▶ _Directions_:
Copy every line that contains the string "crore" from the entries below.

—————

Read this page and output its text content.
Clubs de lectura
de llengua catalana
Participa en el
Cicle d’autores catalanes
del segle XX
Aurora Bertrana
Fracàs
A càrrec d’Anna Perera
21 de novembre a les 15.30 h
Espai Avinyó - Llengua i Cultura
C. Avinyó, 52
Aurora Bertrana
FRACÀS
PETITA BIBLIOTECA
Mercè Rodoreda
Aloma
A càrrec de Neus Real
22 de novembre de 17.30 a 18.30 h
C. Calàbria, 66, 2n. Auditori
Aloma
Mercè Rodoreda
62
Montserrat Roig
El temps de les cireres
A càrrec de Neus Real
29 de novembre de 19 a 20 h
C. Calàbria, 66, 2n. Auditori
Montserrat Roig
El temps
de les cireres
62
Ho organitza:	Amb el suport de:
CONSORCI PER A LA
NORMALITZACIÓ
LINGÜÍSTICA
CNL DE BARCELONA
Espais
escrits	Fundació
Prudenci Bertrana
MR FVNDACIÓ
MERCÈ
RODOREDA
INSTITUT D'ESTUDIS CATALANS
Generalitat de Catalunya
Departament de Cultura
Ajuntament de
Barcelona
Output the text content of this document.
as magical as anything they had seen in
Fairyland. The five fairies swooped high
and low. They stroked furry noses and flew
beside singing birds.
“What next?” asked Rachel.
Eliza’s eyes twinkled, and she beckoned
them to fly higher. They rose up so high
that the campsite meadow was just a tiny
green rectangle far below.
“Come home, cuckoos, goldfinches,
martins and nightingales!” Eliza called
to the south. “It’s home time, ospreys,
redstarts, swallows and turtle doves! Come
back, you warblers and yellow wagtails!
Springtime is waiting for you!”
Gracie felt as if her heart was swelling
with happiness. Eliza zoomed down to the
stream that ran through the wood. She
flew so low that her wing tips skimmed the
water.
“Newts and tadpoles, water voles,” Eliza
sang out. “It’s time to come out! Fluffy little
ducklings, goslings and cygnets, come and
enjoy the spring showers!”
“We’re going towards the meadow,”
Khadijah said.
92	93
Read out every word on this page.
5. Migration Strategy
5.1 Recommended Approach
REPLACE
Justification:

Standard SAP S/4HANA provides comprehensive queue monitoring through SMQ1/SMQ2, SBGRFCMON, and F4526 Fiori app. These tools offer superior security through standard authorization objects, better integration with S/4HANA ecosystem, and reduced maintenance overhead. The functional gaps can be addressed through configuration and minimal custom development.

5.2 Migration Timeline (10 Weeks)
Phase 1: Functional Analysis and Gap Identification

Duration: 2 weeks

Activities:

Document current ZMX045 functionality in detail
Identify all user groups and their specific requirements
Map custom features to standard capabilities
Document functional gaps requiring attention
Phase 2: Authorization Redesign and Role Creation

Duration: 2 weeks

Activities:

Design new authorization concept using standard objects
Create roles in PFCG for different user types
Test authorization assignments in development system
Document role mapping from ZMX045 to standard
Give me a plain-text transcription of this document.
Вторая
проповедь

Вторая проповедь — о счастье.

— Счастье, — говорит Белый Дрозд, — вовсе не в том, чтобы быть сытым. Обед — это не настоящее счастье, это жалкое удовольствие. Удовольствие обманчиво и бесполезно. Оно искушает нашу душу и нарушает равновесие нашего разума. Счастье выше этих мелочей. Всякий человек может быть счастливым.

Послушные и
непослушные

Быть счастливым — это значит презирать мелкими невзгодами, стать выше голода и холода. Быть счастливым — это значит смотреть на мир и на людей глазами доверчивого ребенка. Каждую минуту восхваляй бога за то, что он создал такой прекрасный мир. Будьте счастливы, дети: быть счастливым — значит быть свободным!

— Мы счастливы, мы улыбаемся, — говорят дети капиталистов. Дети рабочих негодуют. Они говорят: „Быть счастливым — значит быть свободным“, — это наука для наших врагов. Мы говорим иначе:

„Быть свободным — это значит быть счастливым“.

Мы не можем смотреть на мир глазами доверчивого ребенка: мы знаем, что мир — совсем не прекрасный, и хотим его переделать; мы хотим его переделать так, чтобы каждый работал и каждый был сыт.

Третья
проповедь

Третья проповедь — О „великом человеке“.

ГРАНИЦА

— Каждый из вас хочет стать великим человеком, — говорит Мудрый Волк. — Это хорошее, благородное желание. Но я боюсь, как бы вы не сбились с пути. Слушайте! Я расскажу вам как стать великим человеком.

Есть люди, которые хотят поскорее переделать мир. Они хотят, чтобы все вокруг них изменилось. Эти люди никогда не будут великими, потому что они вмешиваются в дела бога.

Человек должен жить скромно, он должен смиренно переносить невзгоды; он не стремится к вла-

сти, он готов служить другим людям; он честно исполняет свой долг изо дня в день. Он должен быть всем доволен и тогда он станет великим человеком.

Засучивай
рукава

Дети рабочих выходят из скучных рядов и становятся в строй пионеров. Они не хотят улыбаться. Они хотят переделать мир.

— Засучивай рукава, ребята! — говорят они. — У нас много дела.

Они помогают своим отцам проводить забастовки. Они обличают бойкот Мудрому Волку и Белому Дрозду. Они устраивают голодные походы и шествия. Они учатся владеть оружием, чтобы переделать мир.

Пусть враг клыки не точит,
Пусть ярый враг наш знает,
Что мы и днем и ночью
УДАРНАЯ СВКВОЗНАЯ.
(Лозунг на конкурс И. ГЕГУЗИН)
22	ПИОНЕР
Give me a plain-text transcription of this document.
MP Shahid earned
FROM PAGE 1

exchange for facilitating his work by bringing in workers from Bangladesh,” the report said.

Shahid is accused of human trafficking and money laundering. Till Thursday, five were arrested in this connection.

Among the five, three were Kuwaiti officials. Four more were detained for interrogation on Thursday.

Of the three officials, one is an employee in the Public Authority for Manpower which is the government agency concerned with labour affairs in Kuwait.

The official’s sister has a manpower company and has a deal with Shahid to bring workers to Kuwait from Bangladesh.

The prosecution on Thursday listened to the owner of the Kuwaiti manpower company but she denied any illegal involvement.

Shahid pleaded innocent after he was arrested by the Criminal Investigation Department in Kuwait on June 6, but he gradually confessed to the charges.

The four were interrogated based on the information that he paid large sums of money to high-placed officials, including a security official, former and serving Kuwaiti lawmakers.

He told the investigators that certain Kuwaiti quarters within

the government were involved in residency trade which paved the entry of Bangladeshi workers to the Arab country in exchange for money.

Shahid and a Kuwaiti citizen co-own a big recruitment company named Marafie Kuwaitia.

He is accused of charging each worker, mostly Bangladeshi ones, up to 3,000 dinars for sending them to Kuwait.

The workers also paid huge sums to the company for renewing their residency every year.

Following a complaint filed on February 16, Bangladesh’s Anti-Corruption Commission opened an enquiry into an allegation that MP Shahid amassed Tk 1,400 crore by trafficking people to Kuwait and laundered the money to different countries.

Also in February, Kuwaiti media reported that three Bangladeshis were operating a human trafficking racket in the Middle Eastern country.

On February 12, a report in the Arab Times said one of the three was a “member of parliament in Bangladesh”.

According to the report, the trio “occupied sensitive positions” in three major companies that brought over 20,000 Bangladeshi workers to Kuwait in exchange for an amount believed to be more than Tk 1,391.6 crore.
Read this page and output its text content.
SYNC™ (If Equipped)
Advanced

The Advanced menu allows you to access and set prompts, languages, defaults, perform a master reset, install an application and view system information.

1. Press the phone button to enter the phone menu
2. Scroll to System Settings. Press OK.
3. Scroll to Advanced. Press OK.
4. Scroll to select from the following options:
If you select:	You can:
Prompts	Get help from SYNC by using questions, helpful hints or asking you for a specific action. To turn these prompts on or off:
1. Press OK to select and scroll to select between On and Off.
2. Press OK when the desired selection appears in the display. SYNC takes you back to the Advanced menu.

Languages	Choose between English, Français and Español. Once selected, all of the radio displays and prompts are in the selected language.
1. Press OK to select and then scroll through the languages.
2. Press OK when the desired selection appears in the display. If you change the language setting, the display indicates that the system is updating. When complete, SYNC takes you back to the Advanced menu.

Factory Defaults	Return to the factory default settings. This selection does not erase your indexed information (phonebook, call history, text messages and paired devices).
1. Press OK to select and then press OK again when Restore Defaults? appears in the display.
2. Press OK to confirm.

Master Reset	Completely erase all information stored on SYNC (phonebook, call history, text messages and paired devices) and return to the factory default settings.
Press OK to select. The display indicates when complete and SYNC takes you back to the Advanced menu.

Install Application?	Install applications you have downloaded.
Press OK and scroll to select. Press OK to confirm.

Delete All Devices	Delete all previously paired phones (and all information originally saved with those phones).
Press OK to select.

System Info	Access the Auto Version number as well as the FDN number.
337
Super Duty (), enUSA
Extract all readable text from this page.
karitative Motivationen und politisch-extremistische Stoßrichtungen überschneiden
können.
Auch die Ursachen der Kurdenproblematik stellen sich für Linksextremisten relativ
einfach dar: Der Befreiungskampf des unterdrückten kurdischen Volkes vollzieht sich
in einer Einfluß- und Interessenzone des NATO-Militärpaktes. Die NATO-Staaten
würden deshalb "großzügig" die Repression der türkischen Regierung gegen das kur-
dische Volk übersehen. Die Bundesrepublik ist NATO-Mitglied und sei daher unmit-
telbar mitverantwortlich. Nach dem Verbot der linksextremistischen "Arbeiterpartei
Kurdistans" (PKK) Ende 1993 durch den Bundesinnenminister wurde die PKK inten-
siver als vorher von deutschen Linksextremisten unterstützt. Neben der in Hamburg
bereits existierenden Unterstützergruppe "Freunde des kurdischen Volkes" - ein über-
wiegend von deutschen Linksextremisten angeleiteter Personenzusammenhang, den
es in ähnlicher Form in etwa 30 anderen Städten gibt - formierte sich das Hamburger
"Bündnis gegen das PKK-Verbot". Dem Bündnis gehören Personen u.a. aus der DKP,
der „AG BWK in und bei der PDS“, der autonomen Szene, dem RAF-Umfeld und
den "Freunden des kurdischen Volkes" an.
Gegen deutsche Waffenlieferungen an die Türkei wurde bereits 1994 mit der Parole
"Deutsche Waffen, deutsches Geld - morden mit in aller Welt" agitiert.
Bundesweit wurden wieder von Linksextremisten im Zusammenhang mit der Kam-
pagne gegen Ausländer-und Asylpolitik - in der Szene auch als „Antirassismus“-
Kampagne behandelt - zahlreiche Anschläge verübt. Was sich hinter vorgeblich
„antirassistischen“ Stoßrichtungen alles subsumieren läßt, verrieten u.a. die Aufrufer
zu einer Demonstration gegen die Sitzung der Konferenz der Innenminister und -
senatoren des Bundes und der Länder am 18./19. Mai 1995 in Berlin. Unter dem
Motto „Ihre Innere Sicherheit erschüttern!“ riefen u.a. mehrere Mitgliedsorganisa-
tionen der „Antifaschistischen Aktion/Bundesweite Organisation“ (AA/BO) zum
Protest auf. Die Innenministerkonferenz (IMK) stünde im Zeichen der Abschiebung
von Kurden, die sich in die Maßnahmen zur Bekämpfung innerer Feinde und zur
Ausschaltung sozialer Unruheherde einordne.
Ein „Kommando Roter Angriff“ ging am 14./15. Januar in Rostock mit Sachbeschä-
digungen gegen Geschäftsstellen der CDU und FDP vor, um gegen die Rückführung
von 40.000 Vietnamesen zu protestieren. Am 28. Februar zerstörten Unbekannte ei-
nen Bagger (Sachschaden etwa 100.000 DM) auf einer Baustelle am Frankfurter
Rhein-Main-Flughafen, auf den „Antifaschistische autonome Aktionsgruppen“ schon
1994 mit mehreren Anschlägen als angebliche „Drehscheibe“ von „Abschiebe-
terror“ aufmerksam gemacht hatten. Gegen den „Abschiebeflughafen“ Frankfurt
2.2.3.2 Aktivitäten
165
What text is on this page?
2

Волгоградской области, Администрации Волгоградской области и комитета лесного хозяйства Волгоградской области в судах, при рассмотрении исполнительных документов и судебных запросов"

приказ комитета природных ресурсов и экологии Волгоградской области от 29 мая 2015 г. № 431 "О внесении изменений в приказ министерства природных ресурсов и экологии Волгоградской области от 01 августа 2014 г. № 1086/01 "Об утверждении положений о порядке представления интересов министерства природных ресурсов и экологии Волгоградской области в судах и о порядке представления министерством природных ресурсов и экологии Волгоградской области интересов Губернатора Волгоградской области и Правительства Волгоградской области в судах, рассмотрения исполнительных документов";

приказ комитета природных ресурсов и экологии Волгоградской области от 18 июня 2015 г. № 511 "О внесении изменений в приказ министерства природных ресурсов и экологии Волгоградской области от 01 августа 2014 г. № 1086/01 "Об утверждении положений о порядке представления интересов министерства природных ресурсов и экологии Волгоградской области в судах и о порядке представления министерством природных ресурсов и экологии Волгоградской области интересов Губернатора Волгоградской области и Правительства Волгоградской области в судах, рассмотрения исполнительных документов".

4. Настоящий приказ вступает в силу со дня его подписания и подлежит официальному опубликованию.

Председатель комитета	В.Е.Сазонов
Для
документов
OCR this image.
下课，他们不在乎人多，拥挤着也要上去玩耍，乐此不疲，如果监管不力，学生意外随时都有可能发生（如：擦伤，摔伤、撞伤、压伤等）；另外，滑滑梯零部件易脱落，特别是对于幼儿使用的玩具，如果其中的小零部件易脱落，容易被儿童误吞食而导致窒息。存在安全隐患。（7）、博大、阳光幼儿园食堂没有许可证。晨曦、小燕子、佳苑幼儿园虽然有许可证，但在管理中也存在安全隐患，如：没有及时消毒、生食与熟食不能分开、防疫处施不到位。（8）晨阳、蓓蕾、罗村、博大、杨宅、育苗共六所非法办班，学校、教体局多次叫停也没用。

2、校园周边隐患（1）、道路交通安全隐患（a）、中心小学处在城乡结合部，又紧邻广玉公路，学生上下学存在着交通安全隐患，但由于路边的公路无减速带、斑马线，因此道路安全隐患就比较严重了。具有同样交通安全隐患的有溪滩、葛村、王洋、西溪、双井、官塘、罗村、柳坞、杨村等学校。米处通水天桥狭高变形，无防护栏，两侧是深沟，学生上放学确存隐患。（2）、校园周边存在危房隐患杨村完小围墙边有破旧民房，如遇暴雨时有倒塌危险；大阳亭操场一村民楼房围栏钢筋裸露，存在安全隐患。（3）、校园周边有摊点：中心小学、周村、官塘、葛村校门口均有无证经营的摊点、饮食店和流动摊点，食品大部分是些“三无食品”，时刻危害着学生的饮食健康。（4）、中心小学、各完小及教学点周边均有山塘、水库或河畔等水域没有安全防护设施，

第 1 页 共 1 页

—————

▶ _Worked solution_:
Following a complaint filed on February 16, Bangladesh’s Anti-Corruption Commission opened an enquiry into an allegation that MP Shahid amassed Tk 1,400 crore by trafficking people to Kuwait and laundered the money to different countries.
According to the report, the trio “occupied sensitive positions” in three major companies that brought over 20,000 Bangladeshi workers to Kuwait in exchange for an amount believed to be more than Tk 1,391.6 crore.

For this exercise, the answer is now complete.